**** PROVIDED MATERIAL

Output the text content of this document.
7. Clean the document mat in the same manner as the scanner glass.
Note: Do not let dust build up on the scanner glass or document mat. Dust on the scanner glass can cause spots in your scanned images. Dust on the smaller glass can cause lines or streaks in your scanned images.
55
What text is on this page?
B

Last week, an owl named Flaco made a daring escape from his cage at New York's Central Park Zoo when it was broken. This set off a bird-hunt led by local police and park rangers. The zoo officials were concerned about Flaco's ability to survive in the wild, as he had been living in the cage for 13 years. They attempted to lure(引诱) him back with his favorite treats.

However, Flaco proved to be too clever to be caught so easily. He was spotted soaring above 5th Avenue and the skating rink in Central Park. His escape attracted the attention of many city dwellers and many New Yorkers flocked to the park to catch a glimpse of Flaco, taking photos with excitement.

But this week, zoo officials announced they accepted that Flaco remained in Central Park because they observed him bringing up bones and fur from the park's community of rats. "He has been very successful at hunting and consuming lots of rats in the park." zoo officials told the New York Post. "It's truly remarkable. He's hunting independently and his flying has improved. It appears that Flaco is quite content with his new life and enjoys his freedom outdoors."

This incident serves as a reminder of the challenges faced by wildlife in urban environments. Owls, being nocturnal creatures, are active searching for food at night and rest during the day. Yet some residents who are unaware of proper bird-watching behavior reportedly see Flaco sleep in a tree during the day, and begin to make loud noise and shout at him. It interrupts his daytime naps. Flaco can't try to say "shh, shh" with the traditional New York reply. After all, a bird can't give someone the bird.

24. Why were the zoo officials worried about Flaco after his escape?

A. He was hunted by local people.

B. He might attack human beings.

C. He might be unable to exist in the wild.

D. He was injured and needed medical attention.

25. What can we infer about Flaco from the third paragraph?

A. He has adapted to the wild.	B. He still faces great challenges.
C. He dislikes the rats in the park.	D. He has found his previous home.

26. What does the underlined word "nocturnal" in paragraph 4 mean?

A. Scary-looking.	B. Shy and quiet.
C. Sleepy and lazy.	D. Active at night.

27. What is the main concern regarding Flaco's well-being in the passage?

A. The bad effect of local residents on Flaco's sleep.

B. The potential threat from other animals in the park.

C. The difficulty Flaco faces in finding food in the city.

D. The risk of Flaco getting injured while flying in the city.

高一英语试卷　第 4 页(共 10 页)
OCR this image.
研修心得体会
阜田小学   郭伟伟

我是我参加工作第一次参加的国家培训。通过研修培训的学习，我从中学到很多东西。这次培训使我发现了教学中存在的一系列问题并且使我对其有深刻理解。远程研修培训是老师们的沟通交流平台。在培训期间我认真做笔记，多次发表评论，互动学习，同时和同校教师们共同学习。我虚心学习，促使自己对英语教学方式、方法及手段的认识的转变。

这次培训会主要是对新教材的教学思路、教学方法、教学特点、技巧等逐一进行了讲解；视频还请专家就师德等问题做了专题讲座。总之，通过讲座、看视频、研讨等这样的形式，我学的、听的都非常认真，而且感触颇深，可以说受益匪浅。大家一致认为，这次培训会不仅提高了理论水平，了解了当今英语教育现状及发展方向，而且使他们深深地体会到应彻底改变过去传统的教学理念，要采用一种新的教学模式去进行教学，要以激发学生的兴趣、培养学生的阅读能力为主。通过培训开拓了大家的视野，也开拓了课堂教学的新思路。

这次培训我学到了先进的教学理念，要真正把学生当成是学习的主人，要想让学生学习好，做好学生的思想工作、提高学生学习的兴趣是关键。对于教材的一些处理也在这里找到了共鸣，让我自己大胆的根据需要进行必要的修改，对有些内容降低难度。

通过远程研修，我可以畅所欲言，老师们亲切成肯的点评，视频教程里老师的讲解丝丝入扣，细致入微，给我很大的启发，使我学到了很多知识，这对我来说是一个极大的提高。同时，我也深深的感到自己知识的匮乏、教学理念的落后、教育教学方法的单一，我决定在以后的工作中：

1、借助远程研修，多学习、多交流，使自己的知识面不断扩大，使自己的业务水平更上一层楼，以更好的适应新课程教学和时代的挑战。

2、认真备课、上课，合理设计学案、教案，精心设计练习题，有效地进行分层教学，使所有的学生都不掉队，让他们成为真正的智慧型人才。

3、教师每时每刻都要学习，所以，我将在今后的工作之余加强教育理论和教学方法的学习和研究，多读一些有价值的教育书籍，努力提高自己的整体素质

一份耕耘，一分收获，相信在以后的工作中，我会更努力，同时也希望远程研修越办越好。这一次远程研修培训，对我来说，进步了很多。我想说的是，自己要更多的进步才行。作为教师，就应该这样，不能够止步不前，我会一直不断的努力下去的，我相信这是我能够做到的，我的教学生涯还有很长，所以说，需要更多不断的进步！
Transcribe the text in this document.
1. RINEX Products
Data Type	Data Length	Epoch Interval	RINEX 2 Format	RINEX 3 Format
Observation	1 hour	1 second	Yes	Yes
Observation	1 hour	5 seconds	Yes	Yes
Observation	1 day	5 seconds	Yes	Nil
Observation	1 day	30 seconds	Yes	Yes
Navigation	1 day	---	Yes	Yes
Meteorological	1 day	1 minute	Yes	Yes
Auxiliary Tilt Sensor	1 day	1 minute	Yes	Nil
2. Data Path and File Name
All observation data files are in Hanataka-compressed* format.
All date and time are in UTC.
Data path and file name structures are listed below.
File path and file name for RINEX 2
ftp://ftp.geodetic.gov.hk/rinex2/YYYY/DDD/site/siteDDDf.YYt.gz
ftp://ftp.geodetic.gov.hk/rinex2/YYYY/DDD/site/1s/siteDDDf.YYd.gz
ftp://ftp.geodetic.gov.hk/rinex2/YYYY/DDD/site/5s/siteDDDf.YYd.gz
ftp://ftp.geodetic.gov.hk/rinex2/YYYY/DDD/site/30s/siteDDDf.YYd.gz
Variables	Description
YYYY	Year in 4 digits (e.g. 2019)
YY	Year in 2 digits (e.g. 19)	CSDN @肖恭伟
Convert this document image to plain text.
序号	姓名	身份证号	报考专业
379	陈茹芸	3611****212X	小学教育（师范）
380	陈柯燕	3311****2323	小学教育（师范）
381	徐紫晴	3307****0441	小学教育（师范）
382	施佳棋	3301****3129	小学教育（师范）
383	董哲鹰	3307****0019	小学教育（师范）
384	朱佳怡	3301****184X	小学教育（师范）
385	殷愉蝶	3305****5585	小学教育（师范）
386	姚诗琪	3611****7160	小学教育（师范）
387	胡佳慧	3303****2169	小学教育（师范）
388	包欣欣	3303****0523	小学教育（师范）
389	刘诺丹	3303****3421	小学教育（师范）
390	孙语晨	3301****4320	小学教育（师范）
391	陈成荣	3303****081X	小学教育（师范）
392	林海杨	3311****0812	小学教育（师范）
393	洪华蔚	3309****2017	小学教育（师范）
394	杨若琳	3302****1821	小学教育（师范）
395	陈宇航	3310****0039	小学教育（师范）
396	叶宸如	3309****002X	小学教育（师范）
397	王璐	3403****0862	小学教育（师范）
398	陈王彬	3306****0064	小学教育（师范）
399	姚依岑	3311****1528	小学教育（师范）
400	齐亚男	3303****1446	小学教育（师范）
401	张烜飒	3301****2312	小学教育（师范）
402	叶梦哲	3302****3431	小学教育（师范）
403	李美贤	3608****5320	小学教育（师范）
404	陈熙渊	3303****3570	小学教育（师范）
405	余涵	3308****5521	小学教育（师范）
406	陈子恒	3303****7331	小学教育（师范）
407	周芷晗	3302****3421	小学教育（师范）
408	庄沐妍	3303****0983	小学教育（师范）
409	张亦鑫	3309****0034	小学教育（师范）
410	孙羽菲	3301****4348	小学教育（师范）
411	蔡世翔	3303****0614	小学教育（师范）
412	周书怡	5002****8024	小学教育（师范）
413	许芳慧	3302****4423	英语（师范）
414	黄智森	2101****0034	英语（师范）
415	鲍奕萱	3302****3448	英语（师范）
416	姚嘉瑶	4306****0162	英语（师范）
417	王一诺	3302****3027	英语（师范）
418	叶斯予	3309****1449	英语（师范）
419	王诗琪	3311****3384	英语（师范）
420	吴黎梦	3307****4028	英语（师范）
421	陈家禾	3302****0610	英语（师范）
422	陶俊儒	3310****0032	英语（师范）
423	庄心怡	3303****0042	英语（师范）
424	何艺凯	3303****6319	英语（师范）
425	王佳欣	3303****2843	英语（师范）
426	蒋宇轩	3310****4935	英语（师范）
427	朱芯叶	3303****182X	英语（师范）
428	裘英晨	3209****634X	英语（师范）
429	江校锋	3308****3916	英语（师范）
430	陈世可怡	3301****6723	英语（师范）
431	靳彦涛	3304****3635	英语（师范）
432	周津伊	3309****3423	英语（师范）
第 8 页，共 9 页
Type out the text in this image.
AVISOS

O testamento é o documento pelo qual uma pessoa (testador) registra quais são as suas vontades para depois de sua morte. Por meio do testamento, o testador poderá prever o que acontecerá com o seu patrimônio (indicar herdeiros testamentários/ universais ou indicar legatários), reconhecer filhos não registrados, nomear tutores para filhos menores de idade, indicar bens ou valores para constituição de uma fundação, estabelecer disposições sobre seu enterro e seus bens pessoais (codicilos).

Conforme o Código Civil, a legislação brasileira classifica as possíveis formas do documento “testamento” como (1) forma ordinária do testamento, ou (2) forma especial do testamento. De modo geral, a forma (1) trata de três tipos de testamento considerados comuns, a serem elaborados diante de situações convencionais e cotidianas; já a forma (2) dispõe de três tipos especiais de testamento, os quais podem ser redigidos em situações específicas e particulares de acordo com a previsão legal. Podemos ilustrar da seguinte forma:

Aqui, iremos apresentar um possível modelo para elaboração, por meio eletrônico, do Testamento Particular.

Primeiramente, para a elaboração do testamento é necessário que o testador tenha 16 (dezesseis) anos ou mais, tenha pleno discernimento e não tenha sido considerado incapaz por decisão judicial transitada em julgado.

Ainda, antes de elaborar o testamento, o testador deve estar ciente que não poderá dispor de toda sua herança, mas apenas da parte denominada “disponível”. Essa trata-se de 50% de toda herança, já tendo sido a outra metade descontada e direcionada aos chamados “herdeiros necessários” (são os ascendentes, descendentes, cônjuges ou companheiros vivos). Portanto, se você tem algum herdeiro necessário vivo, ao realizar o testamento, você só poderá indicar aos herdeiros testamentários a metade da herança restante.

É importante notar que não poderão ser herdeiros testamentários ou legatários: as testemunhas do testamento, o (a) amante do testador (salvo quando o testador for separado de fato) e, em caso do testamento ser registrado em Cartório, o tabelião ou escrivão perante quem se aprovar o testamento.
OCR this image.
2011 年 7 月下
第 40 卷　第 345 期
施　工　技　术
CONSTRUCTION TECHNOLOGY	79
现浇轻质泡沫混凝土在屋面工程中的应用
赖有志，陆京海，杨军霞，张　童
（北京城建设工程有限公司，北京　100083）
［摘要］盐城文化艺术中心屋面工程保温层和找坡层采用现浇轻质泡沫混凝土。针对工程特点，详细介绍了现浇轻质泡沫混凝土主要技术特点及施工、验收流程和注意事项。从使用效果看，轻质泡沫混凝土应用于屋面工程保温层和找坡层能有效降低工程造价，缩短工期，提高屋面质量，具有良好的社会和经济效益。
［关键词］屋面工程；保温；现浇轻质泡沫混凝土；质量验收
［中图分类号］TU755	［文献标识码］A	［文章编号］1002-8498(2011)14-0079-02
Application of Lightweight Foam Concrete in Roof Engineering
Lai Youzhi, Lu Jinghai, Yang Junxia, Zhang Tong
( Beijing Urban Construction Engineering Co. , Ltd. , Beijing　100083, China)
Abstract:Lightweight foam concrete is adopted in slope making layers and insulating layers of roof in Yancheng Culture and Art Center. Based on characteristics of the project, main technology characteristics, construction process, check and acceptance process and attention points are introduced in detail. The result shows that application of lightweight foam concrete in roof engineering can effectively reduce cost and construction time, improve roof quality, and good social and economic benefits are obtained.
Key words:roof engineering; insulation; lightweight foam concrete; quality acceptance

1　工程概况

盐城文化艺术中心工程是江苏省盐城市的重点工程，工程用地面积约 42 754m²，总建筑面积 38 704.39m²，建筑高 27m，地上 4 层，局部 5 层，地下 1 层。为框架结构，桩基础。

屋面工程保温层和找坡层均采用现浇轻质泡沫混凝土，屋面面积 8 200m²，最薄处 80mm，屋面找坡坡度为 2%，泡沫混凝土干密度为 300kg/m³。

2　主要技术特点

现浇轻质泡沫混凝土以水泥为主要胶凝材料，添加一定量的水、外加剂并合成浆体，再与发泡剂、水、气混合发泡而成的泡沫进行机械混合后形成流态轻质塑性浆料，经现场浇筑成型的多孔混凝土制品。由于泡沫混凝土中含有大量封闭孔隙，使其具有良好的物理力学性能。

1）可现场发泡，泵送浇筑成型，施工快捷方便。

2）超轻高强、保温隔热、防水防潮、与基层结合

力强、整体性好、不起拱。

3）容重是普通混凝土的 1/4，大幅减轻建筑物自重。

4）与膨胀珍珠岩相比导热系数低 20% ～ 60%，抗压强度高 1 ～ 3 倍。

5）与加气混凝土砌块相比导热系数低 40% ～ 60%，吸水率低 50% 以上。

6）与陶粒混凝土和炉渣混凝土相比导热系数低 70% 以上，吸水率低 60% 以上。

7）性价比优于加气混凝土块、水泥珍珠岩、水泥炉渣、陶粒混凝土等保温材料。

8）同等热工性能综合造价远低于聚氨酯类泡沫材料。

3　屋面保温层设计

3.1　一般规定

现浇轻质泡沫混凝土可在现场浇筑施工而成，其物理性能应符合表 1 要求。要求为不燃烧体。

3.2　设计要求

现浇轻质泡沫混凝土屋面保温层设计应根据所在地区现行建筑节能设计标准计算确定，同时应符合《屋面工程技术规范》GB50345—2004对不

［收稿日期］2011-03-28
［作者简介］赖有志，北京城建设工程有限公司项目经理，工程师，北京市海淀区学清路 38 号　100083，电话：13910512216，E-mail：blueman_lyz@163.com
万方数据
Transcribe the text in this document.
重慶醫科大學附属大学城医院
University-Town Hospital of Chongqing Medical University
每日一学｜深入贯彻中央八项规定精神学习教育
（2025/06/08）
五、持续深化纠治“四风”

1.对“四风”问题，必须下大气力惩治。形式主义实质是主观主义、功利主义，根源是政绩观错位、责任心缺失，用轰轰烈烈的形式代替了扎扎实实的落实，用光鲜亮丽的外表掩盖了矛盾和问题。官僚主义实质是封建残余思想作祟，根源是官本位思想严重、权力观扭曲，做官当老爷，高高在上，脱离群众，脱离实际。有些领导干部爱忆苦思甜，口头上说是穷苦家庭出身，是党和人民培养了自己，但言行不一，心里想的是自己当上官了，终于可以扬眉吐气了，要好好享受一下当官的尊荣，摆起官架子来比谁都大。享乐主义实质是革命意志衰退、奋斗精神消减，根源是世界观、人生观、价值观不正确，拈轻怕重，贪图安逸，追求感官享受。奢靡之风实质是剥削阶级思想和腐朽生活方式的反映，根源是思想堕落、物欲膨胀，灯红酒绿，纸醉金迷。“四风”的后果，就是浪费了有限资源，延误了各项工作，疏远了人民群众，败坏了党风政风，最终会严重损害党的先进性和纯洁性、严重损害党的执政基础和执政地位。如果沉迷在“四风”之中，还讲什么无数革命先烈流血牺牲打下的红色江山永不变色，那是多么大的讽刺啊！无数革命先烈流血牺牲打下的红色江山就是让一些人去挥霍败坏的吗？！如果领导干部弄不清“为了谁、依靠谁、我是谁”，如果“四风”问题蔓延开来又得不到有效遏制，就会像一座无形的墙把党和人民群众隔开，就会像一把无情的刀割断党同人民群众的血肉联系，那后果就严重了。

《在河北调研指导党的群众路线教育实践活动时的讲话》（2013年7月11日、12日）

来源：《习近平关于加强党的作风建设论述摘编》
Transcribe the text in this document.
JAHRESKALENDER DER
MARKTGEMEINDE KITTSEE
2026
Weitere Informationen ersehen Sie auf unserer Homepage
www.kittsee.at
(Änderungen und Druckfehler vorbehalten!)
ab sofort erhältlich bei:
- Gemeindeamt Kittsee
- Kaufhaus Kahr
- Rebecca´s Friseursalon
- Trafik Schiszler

********

YOUR INSTRUCTIONS — Which lines contain "elaboração"? Copy each of them.

TASK OUTPUT —
Aqui, iremos apresentar um possível modelo para elaboração, por meio eletrônico, do Testamento Particular.
Primeiramente, para a elaboração do testamento é necessário que o testador tenha 16 (dezesseis) anos ou mais, tenha pleno discernimento e não tenha sido considerado incapaz por decisão judicial transitada em julgado.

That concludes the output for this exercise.